» **Objective**: Update the lines below by changing every "legend-marker" to "legend-symbol", keeping everything else the same.

» **Material supplied**:
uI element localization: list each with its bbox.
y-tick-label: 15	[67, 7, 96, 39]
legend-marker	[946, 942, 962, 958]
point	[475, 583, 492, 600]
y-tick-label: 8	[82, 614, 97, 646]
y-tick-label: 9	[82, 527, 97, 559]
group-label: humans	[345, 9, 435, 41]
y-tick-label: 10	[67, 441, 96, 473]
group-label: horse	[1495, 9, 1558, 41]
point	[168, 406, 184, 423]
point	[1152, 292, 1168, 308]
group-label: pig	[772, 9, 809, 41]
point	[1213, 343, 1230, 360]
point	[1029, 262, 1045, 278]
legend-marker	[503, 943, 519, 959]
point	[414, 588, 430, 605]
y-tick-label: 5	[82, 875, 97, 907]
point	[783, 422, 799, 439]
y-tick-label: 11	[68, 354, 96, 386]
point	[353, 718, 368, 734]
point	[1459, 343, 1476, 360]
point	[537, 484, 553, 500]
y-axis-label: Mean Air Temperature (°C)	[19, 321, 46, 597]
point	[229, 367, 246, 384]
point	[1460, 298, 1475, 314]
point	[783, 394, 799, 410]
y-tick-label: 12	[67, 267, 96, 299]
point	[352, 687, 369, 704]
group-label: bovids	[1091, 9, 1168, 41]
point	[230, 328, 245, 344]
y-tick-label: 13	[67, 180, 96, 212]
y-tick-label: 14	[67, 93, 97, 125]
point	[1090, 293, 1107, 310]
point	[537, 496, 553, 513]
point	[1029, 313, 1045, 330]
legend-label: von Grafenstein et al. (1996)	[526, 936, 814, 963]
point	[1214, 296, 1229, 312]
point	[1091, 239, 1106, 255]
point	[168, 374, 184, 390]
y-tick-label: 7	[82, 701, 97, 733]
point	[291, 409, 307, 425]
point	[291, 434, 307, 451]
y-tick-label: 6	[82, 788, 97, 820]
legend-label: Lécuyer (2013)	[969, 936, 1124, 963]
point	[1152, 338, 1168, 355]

» **Written answer**:
uI element localization: list each with its bbox.
y-tick-label: 15	[67, 7, 96, 39]
legend-symbol	[946, 942, 962, 958]
point	[475, 583, 492, 600]
y-tick-label: 8	[82, 614, 97, 646]
y-tick-label: 9	[82, 527, 97, 559]
group-label: humans	[345, 9, 435, 41]
y-tick-label: 10	[67, 441, 96, 473]
group-label: horse	[1495, 9, 1558, 41]
point	[168, 406, 184, 423]
point	[1152, 292, 1168, 308]
group-label: pig	[772, 9, 809, 41]
point	[1213, 343, 1230, 360]
point	[1029, 262, 1045, 278]
legend-symbol	[503, 943, 519, 959]
point	[414, 588, 430, 605]
y-tick-label: 5	[82, 875, 97, 907]
point	[783, 422, 799, 439]
y-tick-label: 11	[68, 354, 96, 386]
point	[353, 718, 368, 734]
point	[1459, 343, 1476, 360]
point	[537, 484, 553, 500]
y-axis-label: Mean Air Temperature (°C)	[19, 321, 46, 597]
point	[229, 367, 246, 384]
point	[1460, 298, 1475, 314]
point	[783, 394, 799, 410]
y-tick-label: 12	[67, 267, 96, 299]
point	[352, 687, 369, 704]
group-label: bovids	[1091, 9, 1168, 41]
point	[230, 328, 245, 344]
y-tick-label: 13	[67, 180, 96, 212]
y-tick-label: 14	[67, 93, 97, 125]
point	[1090, 293, 1107, 310]
point	[537, 496, 553, 513]
point	[1029, 313, 1045, 330]
legend-label: von Grafenstein et al. (1996)	[526, 936, 814, 963]
point	[1214, 296, 1229, 312]
point	[1091, 239, 1106, 255]
point	[168, 374, 184, 390]
y-tick-label: 7	[82, 701, 97, 733]
point	[291, 409, 307, 425]
point	[291, 434, 307, 451]
y-tick-label: 6	[82, 788, 97, 820]
legend-label: Lécuyer (2013)	[969, 936, 1124, 963]
point	[1152, 338, 1168, 355]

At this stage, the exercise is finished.